(Exercise instructions) Each line containing the word "Corp" needs to be copied.

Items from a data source
_ _ _ _ _ _ _

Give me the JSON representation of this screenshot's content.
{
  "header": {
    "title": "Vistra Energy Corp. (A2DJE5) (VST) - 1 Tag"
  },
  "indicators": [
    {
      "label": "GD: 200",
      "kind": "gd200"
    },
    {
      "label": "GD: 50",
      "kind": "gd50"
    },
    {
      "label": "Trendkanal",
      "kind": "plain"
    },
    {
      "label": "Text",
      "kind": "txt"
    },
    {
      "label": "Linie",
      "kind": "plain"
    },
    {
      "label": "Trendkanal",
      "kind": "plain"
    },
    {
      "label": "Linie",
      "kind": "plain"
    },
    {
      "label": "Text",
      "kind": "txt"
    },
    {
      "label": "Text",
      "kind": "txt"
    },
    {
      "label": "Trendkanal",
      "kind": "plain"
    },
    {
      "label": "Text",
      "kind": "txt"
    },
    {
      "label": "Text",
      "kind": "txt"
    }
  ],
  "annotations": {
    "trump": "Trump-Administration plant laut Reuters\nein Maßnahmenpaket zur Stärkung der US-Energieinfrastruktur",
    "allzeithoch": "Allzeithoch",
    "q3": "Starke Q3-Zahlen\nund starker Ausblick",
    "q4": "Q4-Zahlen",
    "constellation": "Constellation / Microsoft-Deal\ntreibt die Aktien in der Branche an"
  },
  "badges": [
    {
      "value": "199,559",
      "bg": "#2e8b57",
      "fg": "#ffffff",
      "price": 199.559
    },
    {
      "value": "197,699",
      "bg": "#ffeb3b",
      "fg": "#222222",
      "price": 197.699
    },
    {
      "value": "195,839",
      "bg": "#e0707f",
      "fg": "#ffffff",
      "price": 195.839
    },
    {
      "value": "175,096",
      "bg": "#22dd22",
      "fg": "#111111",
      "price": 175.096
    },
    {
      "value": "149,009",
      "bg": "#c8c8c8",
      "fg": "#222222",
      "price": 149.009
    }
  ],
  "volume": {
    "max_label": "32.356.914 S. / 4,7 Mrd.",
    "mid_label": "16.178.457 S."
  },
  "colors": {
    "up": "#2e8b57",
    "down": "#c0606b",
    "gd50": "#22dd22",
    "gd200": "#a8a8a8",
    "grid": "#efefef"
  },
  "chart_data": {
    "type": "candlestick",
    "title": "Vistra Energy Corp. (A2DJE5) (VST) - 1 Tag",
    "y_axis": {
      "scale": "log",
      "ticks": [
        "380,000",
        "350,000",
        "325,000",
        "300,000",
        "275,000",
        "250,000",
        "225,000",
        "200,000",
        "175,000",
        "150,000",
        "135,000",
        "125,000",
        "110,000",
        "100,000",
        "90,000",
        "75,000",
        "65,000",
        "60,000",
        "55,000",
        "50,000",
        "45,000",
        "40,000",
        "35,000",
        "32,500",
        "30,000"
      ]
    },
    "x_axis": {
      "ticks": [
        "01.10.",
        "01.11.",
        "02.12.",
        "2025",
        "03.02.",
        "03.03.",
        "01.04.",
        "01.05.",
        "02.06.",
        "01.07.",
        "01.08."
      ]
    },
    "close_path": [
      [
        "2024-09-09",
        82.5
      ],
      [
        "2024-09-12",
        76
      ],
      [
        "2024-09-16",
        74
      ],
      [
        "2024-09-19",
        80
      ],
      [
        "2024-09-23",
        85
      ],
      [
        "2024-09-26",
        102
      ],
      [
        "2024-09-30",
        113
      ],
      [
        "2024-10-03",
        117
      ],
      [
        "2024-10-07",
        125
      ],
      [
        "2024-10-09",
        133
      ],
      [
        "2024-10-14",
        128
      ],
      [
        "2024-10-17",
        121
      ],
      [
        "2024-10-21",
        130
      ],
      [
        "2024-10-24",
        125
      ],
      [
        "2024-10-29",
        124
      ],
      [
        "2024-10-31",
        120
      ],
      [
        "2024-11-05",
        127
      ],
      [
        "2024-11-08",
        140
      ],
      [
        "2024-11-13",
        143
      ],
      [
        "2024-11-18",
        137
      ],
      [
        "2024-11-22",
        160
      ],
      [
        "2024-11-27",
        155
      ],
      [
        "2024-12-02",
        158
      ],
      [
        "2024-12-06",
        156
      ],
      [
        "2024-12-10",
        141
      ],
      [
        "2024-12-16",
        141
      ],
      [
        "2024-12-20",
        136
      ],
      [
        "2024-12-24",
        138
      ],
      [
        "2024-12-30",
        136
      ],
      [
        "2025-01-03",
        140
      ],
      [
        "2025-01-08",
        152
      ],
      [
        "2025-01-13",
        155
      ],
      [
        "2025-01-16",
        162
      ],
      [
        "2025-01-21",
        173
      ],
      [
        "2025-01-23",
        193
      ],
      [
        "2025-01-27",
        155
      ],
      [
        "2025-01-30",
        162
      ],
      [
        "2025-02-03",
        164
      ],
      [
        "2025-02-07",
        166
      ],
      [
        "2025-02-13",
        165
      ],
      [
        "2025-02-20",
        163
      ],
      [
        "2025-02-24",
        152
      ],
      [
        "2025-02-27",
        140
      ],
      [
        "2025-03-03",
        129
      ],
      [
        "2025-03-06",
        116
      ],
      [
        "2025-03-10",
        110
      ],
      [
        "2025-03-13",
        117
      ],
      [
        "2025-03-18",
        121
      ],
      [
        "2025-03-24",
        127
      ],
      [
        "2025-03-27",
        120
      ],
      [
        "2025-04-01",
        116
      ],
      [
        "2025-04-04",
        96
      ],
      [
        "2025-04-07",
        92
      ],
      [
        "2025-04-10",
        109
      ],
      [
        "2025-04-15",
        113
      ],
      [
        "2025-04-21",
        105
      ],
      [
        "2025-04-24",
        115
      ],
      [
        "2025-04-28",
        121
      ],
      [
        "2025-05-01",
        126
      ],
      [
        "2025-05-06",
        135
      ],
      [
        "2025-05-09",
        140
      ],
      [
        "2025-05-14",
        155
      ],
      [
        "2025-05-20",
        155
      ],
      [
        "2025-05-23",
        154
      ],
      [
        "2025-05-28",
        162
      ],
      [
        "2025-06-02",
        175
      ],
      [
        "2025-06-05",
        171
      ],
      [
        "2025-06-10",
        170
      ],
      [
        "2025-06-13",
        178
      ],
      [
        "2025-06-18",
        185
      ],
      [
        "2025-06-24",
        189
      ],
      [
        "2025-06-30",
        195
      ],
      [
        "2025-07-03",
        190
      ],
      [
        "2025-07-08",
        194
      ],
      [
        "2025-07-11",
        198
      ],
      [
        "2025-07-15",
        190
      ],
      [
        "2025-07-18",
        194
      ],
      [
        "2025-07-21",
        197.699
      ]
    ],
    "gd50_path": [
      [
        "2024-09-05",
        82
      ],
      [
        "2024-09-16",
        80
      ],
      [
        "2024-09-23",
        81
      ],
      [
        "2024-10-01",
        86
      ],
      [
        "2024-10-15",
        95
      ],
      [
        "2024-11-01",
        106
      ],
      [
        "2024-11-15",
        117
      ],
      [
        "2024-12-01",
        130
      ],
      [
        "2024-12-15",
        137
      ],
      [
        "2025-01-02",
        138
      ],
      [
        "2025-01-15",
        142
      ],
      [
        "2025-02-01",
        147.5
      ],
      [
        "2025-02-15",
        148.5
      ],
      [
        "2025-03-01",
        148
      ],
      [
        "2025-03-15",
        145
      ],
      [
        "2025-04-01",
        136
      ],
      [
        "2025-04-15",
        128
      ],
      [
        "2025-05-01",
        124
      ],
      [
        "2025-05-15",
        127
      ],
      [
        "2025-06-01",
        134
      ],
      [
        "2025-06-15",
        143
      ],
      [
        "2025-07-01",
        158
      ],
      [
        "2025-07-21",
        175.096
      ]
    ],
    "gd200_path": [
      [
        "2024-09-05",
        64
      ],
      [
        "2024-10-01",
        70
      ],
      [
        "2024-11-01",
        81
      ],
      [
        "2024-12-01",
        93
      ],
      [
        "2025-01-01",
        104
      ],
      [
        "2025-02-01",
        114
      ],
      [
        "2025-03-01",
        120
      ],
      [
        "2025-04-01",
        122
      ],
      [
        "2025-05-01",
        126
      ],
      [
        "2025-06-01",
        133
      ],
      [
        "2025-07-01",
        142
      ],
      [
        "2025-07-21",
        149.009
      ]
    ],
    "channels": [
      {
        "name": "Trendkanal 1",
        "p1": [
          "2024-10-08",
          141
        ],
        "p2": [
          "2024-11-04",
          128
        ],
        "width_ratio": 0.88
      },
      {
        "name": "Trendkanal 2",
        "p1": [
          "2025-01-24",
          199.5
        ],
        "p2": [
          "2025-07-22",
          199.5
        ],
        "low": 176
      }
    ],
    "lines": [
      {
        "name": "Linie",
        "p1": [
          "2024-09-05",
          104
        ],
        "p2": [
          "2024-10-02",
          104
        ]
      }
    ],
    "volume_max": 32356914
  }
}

_ _ _ _ _ _ _

(Output for this exercise)
    "title": "Vistra Energy Corp. (A2DJE5) (VST) - 1 Tag"
    "title": "Vistra Energy Corp. (A2DJE5) (VST) - 1 Tag",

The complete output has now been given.